## Given instruction
Using the material below, copy every line where "Wednesday" appears.

[Dataset rows]
++++++
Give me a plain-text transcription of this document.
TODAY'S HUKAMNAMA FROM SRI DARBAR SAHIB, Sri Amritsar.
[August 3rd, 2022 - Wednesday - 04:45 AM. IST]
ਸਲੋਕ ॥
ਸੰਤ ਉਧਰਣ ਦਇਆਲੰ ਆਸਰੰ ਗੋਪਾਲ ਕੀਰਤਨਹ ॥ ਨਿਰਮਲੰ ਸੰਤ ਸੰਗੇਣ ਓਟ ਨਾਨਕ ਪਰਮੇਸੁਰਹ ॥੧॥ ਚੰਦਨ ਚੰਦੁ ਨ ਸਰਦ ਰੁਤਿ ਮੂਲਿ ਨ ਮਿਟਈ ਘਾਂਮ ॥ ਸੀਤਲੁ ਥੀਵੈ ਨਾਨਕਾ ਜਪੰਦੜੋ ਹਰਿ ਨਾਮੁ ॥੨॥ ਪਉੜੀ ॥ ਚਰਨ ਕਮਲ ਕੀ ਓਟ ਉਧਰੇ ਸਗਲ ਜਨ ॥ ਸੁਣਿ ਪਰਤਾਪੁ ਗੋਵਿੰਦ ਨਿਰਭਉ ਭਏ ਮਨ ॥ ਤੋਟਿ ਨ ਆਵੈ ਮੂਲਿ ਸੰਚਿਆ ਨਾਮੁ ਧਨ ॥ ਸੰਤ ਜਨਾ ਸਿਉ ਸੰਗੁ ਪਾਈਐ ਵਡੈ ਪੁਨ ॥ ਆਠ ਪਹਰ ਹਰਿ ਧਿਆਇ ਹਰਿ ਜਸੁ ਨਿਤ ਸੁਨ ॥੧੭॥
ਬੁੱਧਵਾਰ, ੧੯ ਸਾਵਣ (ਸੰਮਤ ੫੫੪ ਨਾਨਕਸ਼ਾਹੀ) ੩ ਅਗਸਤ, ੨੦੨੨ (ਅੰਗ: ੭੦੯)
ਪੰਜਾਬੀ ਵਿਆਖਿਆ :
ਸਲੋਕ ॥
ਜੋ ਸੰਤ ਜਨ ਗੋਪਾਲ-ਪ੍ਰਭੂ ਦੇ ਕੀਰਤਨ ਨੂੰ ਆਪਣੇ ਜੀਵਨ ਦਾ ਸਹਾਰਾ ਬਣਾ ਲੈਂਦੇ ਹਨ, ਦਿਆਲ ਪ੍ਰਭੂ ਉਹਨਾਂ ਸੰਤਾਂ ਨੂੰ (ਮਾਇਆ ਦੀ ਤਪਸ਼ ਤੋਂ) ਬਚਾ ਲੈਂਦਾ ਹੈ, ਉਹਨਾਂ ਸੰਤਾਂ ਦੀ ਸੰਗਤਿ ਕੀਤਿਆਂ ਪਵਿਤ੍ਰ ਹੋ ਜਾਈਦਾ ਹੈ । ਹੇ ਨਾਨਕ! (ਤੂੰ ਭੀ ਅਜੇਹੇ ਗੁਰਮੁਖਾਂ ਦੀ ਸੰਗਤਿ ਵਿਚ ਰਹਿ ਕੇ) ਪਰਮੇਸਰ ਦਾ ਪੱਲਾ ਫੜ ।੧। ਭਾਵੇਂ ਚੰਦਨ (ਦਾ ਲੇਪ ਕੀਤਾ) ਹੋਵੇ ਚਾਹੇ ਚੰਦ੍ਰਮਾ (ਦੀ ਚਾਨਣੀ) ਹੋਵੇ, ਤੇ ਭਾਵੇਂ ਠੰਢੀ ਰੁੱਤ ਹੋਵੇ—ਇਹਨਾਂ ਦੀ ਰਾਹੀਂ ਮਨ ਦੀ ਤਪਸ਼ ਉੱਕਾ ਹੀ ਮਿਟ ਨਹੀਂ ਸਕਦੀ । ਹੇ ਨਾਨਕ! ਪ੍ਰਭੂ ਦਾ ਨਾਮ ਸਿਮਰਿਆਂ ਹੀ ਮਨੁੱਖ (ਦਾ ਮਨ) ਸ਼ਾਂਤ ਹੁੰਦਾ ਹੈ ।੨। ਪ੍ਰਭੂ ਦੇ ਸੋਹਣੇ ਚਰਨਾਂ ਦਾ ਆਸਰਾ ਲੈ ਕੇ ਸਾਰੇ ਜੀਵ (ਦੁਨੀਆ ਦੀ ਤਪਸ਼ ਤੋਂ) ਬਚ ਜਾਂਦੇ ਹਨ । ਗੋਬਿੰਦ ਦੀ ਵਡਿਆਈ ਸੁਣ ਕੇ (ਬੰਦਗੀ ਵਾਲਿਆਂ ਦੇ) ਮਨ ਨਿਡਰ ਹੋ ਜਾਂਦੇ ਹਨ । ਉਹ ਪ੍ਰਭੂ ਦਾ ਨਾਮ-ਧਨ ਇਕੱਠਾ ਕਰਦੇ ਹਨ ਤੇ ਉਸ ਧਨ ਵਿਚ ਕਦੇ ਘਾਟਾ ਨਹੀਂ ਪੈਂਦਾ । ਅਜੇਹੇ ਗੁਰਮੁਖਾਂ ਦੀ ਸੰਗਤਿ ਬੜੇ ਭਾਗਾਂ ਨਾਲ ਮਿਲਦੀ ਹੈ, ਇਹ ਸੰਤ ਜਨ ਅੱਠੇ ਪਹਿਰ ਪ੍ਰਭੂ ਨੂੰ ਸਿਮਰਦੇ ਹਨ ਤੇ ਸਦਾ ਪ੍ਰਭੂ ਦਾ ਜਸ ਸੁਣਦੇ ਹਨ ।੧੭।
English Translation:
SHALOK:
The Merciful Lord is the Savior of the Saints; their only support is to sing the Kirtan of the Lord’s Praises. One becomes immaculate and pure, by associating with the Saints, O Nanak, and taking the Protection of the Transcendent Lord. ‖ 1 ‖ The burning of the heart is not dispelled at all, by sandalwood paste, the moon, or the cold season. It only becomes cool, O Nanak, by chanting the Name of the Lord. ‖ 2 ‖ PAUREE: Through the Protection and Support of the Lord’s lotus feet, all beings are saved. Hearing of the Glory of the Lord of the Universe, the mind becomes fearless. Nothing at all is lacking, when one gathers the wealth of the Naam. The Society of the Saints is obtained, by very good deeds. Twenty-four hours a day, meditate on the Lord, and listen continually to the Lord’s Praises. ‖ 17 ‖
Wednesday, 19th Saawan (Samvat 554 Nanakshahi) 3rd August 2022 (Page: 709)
++++++
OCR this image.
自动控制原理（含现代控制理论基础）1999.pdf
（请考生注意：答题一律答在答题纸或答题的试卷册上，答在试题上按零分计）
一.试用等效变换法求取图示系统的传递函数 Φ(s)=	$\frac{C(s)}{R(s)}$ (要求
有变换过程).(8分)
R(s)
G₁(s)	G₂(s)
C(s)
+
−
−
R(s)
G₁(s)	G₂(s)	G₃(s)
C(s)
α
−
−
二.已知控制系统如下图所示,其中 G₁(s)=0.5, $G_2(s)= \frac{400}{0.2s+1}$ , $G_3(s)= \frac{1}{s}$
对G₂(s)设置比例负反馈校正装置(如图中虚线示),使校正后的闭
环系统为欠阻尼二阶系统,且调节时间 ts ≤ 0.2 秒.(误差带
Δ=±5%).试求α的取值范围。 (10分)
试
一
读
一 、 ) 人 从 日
++++++
## Output of the task
[August 3rd, 2022 - Wednesday - 04:45 AM. IST]
Wednesday, 19th Saawan (Samvat 554 Nanakshahi) 3rd August 2022 (Page: 709)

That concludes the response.